◆ **Problem details**:
Find the string "WPMY" in the records and copy each line where it occurs.

Data records:
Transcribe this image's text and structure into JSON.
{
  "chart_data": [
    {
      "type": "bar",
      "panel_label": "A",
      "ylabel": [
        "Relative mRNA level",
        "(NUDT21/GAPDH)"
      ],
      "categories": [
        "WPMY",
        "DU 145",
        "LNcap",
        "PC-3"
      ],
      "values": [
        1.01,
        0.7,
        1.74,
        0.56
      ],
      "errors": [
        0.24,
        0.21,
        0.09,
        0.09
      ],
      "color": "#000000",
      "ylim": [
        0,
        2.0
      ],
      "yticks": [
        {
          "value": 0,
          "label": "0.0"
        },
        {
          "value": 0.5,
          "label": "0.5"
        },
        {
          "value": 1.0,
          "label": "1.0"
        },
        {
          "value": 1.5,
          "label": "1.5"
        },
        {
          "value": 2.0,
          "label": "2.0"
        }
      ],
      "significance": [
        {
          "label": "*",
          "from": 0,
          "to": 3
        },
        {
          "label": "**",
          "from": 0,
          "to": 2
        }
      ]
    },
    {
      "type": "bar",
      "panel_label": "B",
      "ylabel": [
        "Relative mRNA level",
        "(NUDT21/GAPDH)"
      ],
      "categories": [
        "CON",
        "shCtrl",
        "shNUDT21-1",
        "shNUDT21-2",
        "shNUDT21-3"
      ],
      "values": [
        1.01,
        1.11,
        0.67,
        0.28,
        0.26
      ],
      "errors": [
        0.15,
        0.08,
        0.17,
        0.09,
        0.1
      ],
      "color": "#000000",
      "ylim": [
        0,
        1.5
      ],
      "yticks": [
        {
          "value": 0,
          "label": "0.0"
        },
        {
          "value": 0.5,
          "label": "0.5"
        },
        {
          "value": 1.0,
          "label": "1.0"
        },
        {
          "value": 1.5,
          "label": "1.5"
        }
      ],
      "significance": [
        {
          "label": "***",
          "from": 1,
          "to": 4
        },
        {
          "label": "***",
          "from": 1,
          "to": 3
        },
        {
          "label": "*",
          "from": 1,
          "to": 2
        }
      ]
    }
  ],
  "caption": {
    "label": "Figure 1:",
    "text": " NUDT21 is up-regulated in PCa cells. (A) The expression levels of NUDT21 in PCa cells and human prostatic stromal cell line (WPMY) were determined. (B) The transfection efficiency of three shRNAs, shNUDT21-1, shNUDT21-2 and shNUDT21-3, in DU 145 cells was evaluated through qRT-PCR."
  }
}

◆ **Output**:
        "WPMY",
    "text": " NUDT21 is up-regulated in PCa cells. (A) The expression levels of NUDT21 in PCa cells and human prostatic stromal cell line (WPMY) were determined. (B) The transfection efficiency of three shRNAs, shNUDT21-1, shNUDT21-2 and shNUDT21-3, in DU 145 cells was evaluated through qRT-PCR."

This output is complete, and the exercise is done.